- [Dataset entries]:
----------
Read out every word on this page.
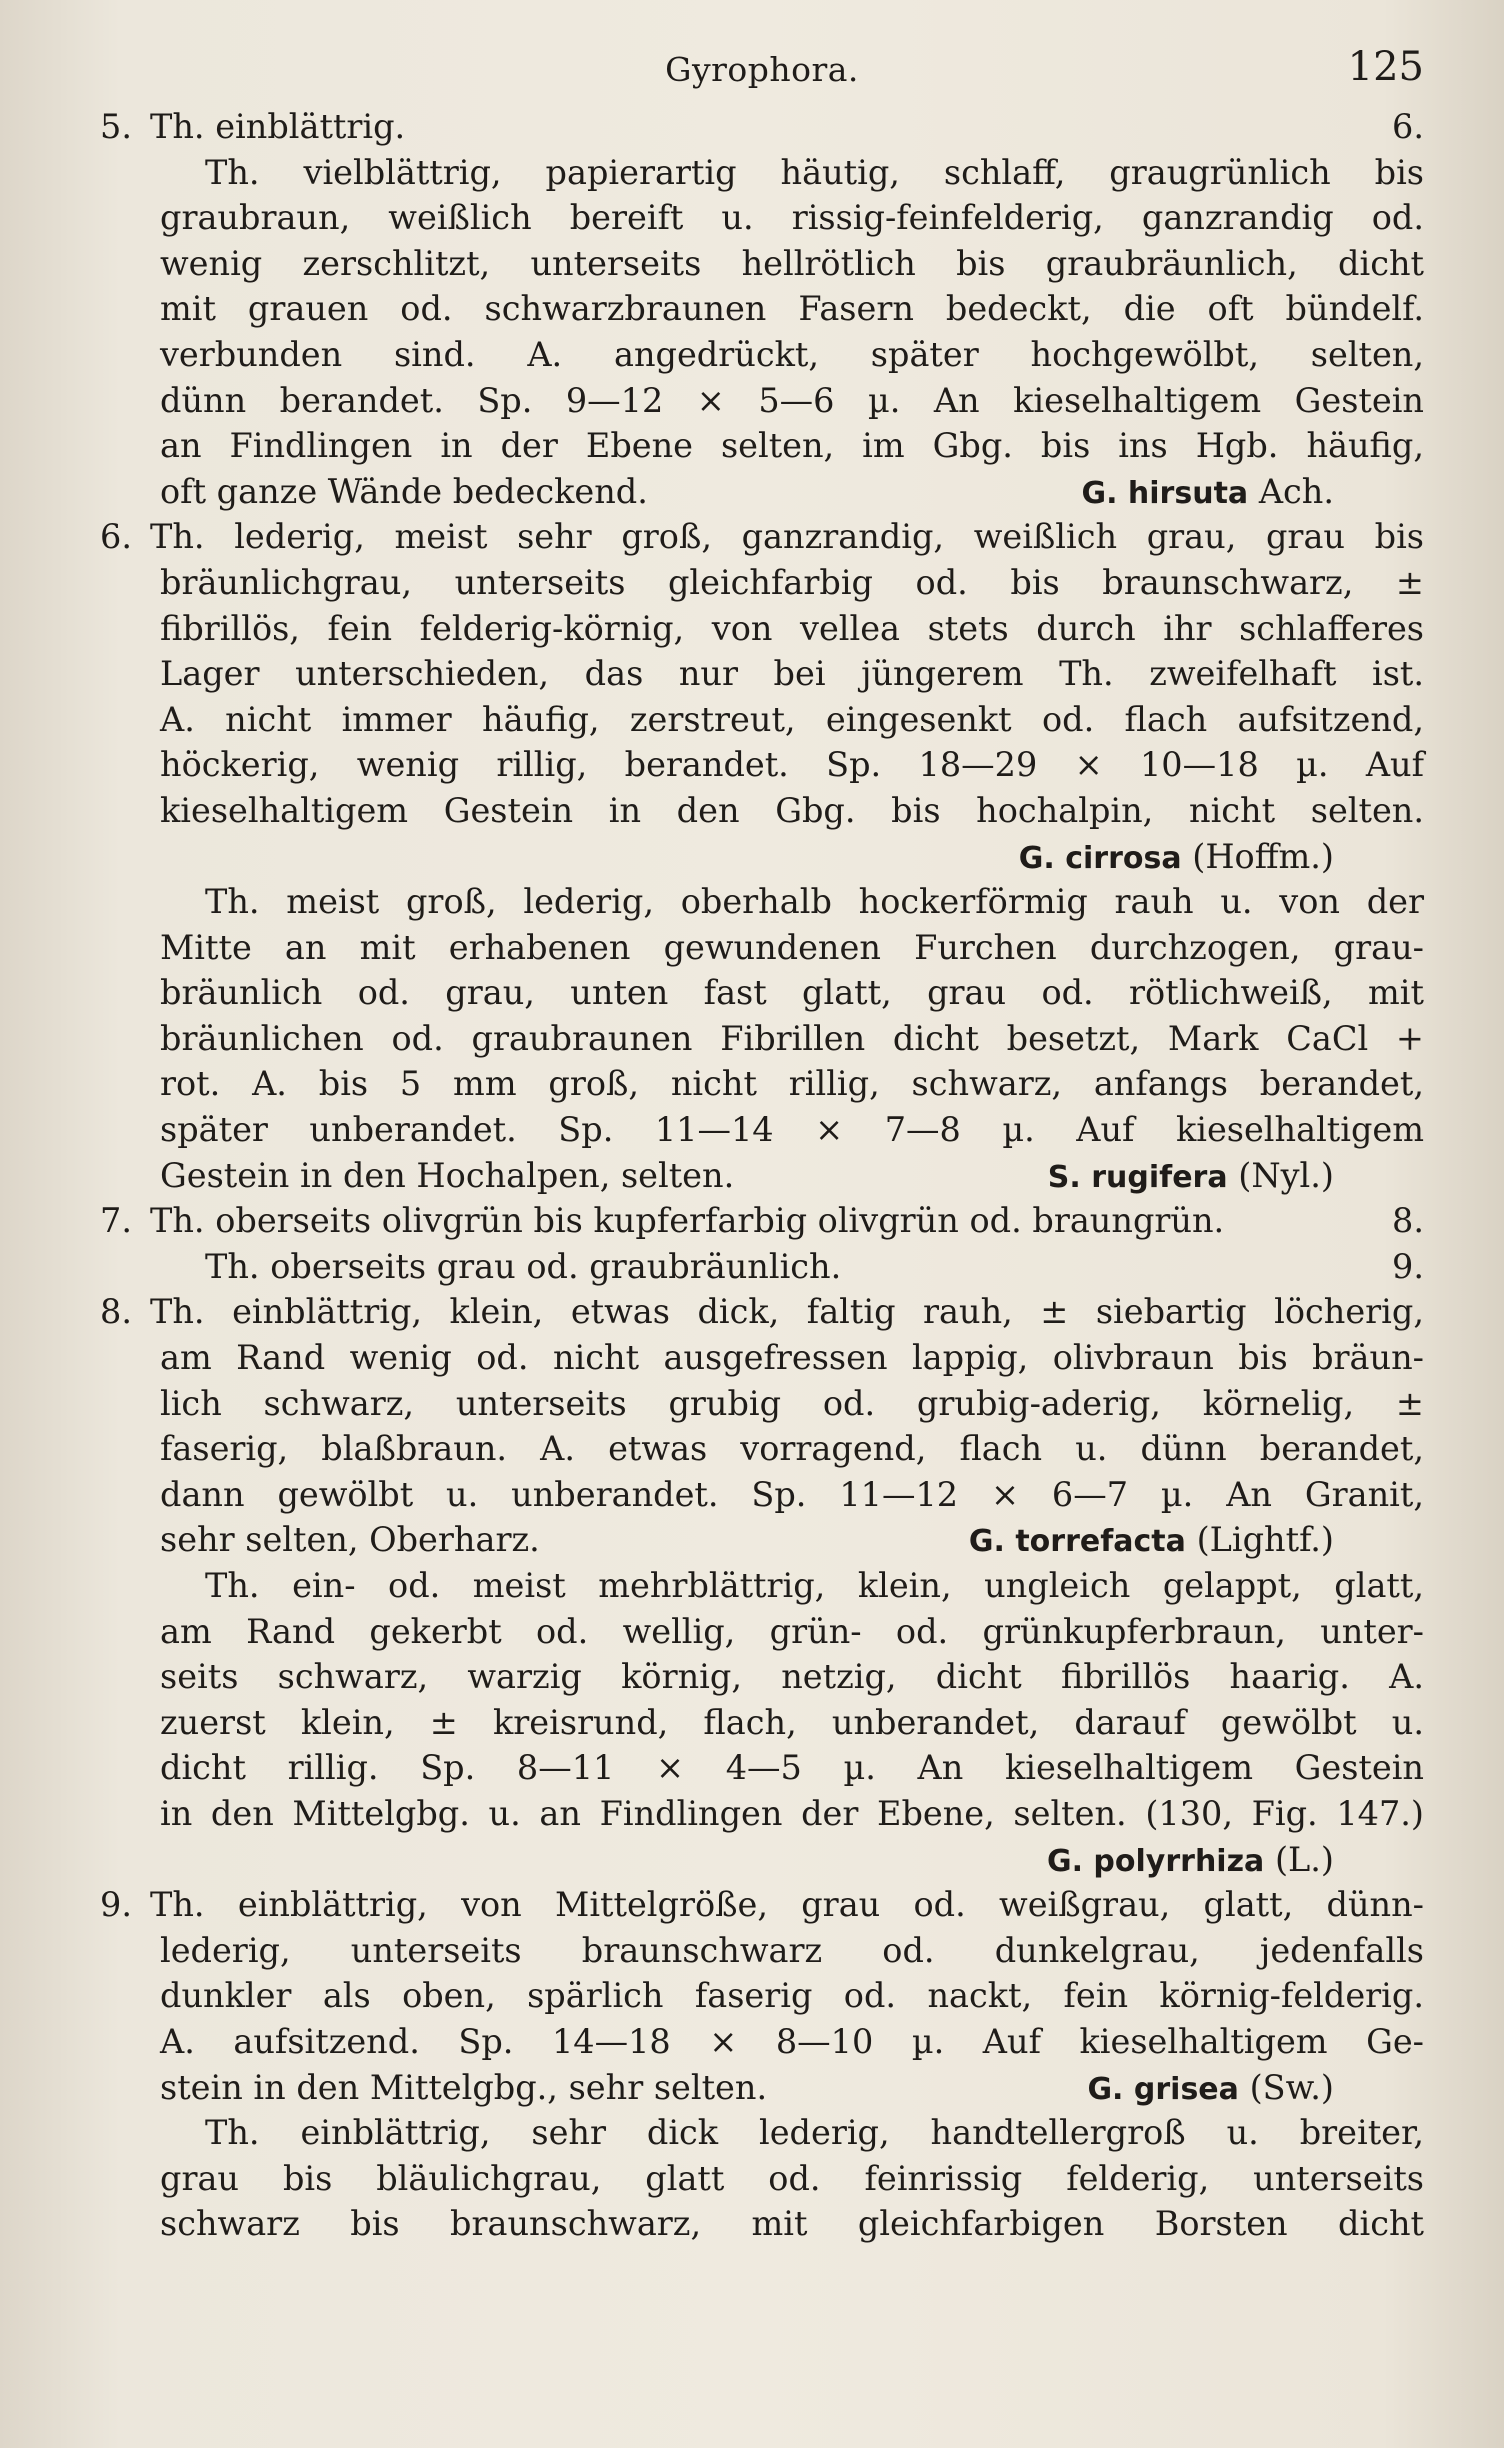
Gyrophora.	125
5. Th. einblättrig.	6.
Th. vielblättrig, papierartig häutig, schlaff, graugrünlich bis
graubraun, weißlich bereift u. rissig-feinfelderig, ganzrandig od.
wenig zerschlitzt, unterseits hellrötlich bis graubräunlich, dicht
mit grauen od. schwarzbraunen Fasern bedeckt, die oft bündelf.
verbunden sind. A. angedrückt, später hochgewölbt, selten,
dünn berandet. Sp. 9—12 × 5—6 µ. An kieselhaltigem Gestein
an Findlingen in der Ebene selten, im Gbg. bis ins Hgb. häufig,
oft ganze Wände bedeckend.	G. hirsuta Ach.
6. Th. lederig, meist sehr groß, ganzrandig, weißlich grau, grau bis
bräunlichgrau, unterseits gleichfarbig od. bis braunschwarz, ±
fibrillös, fein felderig-körnig, von vellea stets durch ihr schlafferes
Lager unterschieden, das nur bei jüngerem Th. zweifelhaft ist.
A. nicht immer häufig, zerstreut, eingesenkt od. flach aufsitzend,
höckerig, wenig rillig, berandet. Sp. 18—29 × 10—18 µ. Auf
kieselhaltigem Gestein in den Gbg. bis hochalpin, nicht selten.
G. cirrosa (Hoffm.)
Th. meist groß, lederig, oberhalb hockerförmig rauh u. von der
Mitte an mit erhabenen gewundenen Furchen durchzogen, grau-
bräunlich od. grau, unten fast glatt, grau od. rötlichweiß, mit
bräunlichen od. graubraunen Fibrillen dicht besetzt, Mark CaCl +
rot. A. bis 5 mm groß, nicht rillig, schwarz, anfangs berandet,
später unberandet. Sp. 11—14 × 7—8 µ. Auf kieselhaltigem
Gestein in den Hochalpen, selten.	S. rugifera (Nyl.)
7. Th. oberseits olivgrün bis kupferfarbig olivgrün od. braungrün.	8.
Th. oberseits grau od. graubräunlich.	9.
8. Th. einblättrig, klein, etwas dick, faltig rauh, ± siebartig löcherig,
am Rand wenig od. nicht ausgefressen lappig, olivbraun bis bräun-
lich schwarz, unterseits grubig od. grubig-aderig, körnelig, ±
faserig, blaßbraun. A. etwas vorragend, flach u. dünn berandet,
dann gewölbt u. unberandet. Sp. 11—12 × 6—7 µ. An Granit,
sehr selten, Oberharz.	G. torrefacta (Lightf.)
Th. ein- od. meist mehrblättrig, klein, ungleich gelappt, glatt,
am Rand gekerbt od. wellig, grün- od. grünkupferbraun, unter-
seits schwarz, warzig körnig, netzig, dicht fibrillös haarig. A.
zuerst klein, ± kreisrund, flach, unberandet, darauf gewölbt u.
dicht rillig. Sp. 8—11 × 4—5 µ. An kieselhaltigem Gestein
in den Mittelgbg. u. an Findlingen der Ebene, selten. (130, Fig. 147.)
G. polyrrhiza (L.)
9. Th. einblättrig, von Mittelgröße, grau od. weißgrau, glatt, dünn-
lederig, unterseits braunschwarz od. dunkelgrau, jedenfalls
dunkler als oben, spärlich faserig od. nackt, fein körnig-felderig.
A. aufsitzend. Sp. 14—18 × 8—10 µ. Auf kieselhaltigem Ge-
stein in den Mittelgbg., sehr selten.	G. grisea (Sw.)
Th. einblättrig, sehr dick lederig, handtellergroß u. breiter,
grau bis bläulichgrau, glatt od. feinrissig felderig, unterseits
schwarz bis braunschwarz, mit gleichfarbigen Borsten dicht
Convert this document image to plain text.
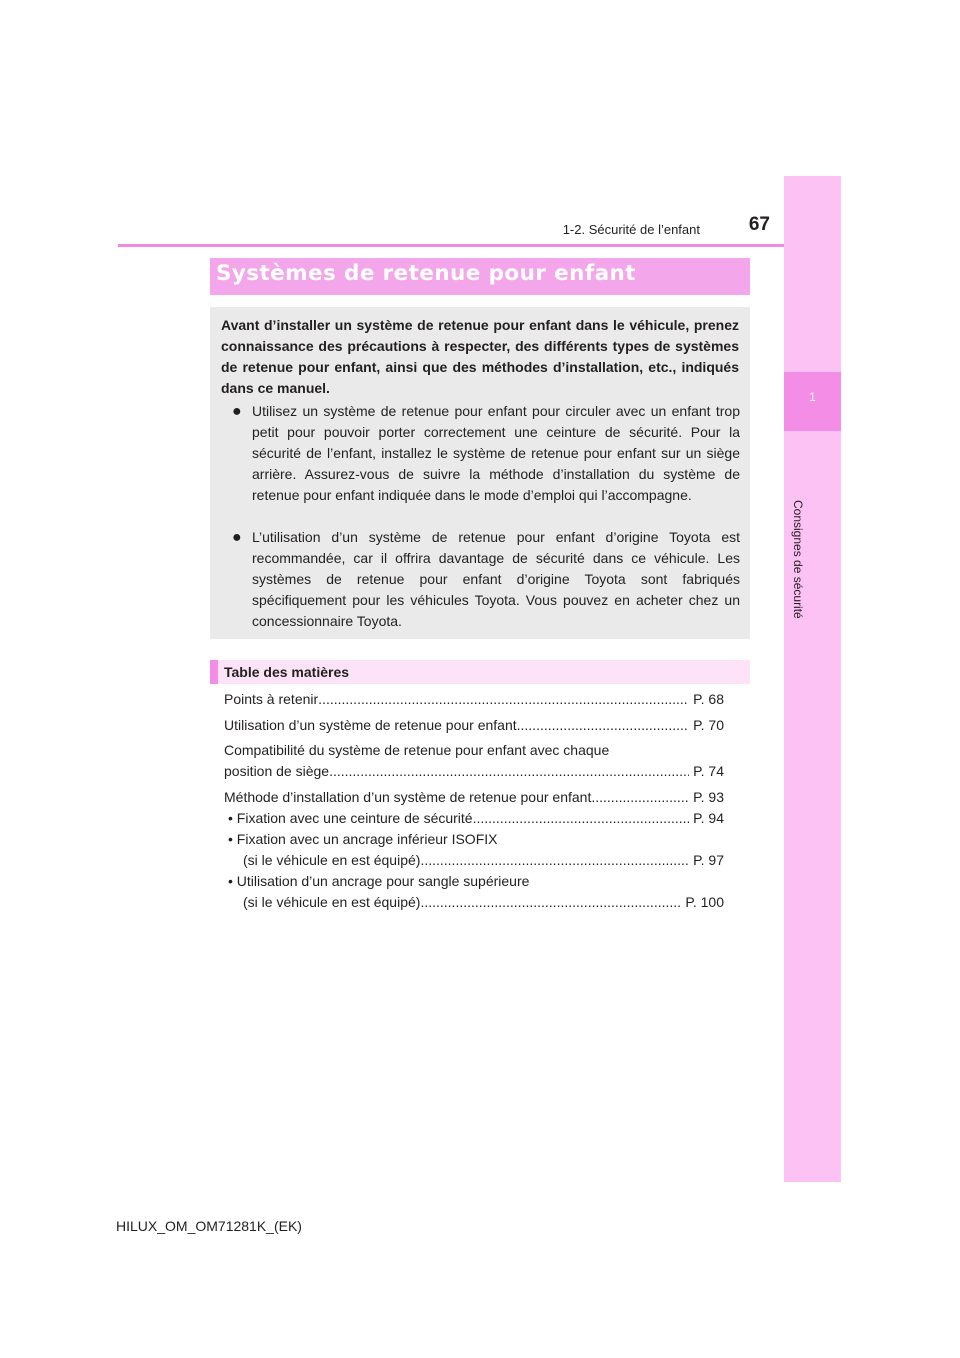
67
1-2. Sécurité de l’enfant
1
Consignes de sécurité
Systèmes de retenue pour enfant
Avant d’installer un système de retenue pour enfant dans le véhicule, prenez connaissance des précautions à respecter, des différents types de systèmes de retenue pour enfant, ainsi que des méthodes d’installation, etc., indiqués dans ce manuel.
● Utilisez un système de retenue pour enfant pour circuler avec un enfant trop petit pour pouvoir porter correctement une ceinture de sécurité. Pour la sécurité de l’enfant, installez le système de retenue pour enfant sur un siège arrière. Assurez-vous de suivre la méthode d’installation du système de retenue pour enfant indiquée dans le mode d’emploi qui l’accompagne.
● L’utilisation d’un système de retenue pour enfant d’origine Toyota est recommandée, car il offrira davantage de sécurité dans ce véhicule. Les systèmes de retenue pour enfant d’origine Toyota sont fabriqués spécifiquement pour les véhicules Toyota. Vous pouvez en acheter chez un concessionnaire Toyota.
Table des matières
Points à retenir .....	P. 68
Utilisation d’un système de retenue pour enfant .....	P. 70
Compatibilité du système de retenue pour enfant avec chaque
position de siège .....	P. 74
Méthode d’installation d’un système de retenue pour enfant .....	P. 93
• Fixation avec une ceinture de sécurité .....	P. 94
• Fixation avec un ancrage inférieur ISOFIX
(si le véhicule en est équipé) .....	P. 97
• Utilisation d’un ancrage pour sangle supérieure
(si le véhicule en est équipé) .....	P. 100
HILUX_OM_OM71281K_(EK)
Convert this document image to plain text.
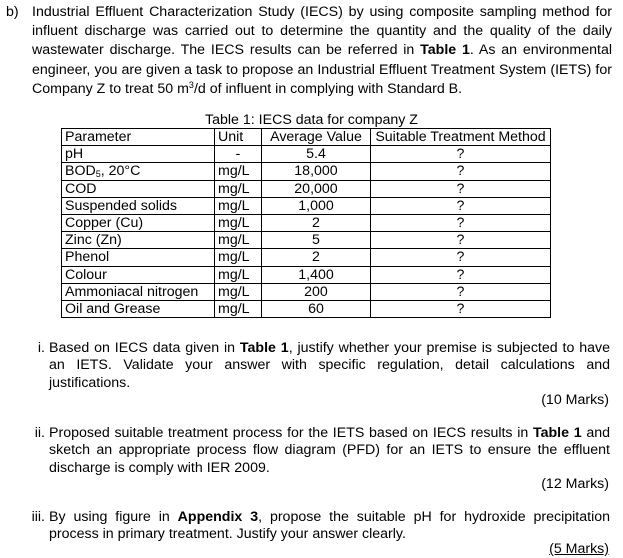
b) Industrial Effluent Characterization Study (IECS) by using composite sampling method for influent discharge was carried out to determine the quantity and the quality of the daily wastewater discharge. The IECS results can be referred in Table 1. As an environmental engineer, you are given a task to propose an Industrial Effluent Treatment System (IETS) for Company Z to treat 50 $m^3/d$ of influent in complying with Standard B.
Table 1: IECS data for company Z
Parameter	Unit	Average Value	Suitable Treatment Method
pH	-	5.4	?
$BOD_5$, 20°C	mg/L	18,000	?
COD	mg/L	20,000	?
Suspended solids	mg/L	1,000	?
Copper (Cu)	mg/L	2	?
Zinc (Zn)	mg/L	5	?
Phenol	mg/L	2	?
Colour	mg/L	1,400	?
Ammoniacal nitrogen	mg/L	200	?
Oil and Grease	mg/L	60	?
i. Based on IECS data given in Table 1, justify whether your premise is subjected to have an IETS. Validate your answer with specific regulation, detail calculations and justifications.
(10 Marks)
ii. Proposed suitable treatment process for the IETS based on IECS results in Table 1 and sketch an appropriate process flow diagram (PFD) for an IETS to ensure the effluent discharge is comply with IER 2009.
(12 Marks)
iii. By using figure in Appendix 3, propose the suitable pH for hydroxide precipitation process in primary treatment. Justify your answer clearly.
(5 Marks)
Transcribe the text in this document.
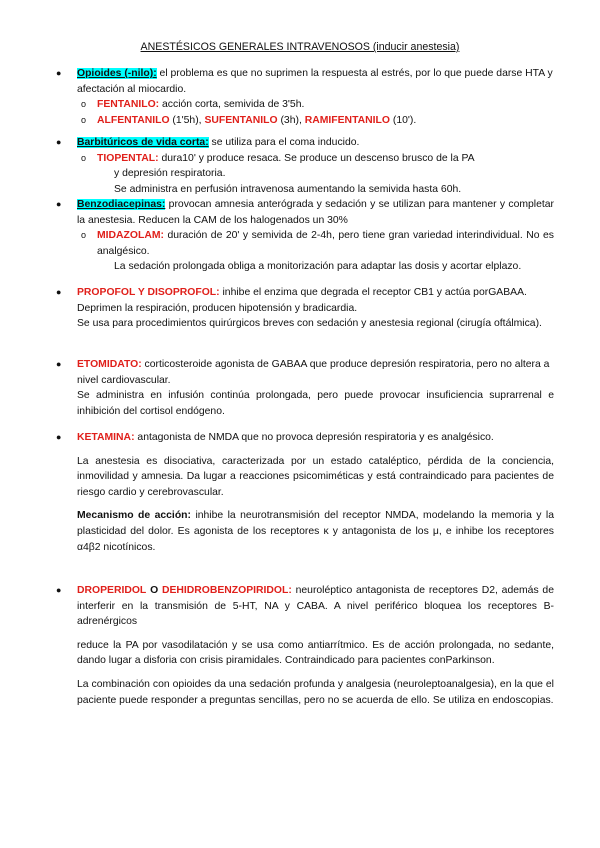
ANESTÉSICOS GENERALES INTRAVENOSOS (inducir anestesia)
●	Opioides (-nilo): el problema es que no suprimen la respuesta al estrés, por lo que puede darse HTA y afectación al miocardio.
o FENTANILO: acción corta, semivida de 3'5h.
o ALFENTANILO (1'5h), SUFENTANILO (3h), RAMIFENTANILO (10').
●	Barbitúricos de vida corta: se utiliza para el coma inducido.
o TIOPENTAL: dura10' y produce resaca. Se produce un descenso brusco de la PA
y depresión respiratoria.
Se administra en perfusión intravenosa aumentando la semivida hasta 60h.
●	Benzodiacepinas: provocan amnesia anterógrada y sedación y se utilizan para mantener y completar la anestesia. Reducen la CAM de los halogenados un 30%
o MIDAZOLAM: duración de 20' y semivida de 2-4h, pero tiene gran variedad interindividual. No es analgésico.
La sedación prolongada obliga a monitorización para adaptar las dosis y acortar elplazo.
●	PROPOFOL Y DISOPROFOL: inhibe el enzima que degrada el receptor CB1 y actúa porGABAA. Deprimen la respiración, producen hipotensión y bradicardia.
Se usa para procedimientos quirúrgicos breves con sedación y anestesia regional (cirugía oftálmica).
●	ETOMIDATO: corticosteroide agonista de GABAA que produce depresión respiratoria, pero no altera a nivel cardiovascular.
Se administra en infusión continúa prolongada, pero puede provocar insuficiencia suprarrenal e inhibición del cortisol endógeno.
●	KETAMINA: antagonista de NMDA que no provoca depresión respiratoria y es analgésico.
La anestesia es disociativa, caracterizada por un estado cataléptico, pérdida de la conciencia, inmovilidad y amnesia. Da lugar a reacciones psicomiméticas y está contraindicado para pacientes de riesgo cardio y cerebrovascular.
Mecanismo de acción: inhibe la neurotransmisión del receptor NMDA, modelando la memoria y la plasticidad del dolor. Es agonista de los receptores κ y antagonista de los μ, e inhibe los receptores α4β2 nicotínicos.
●	DROPERIDOL O DEHIDROBENZOPIRIDOL: neuroléptico antagonista de receptores D2, además de interferir en la transmisión de 5-HT, NA y CABA. A nivel periférico bloquea los receptores B-adrenérgicos
reduce la PA por vasodilatación y se usa como antiarrítmico. Es de acción prolongada, no sedante, dando lugar a disforia con crisis piramidales. Contraindicado para pacientes conParkinson.
La combinación con opioides da una sedación profunda y analgesia (neuroleptoanalgesia), en la que el paciente puede responder a preguntas sencillas, pero no se acuerda de ello. Se utiliza en endoscopias.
----------
- [Work to be completed]: Copy each line above where the string "oberseits" occurs.

- [The response]:
7. Th. oberseits olivgrün bis kupferfarbig olivgrün od. braungrün.	8.
Th. oberseits grau od. graubräunlich.	9.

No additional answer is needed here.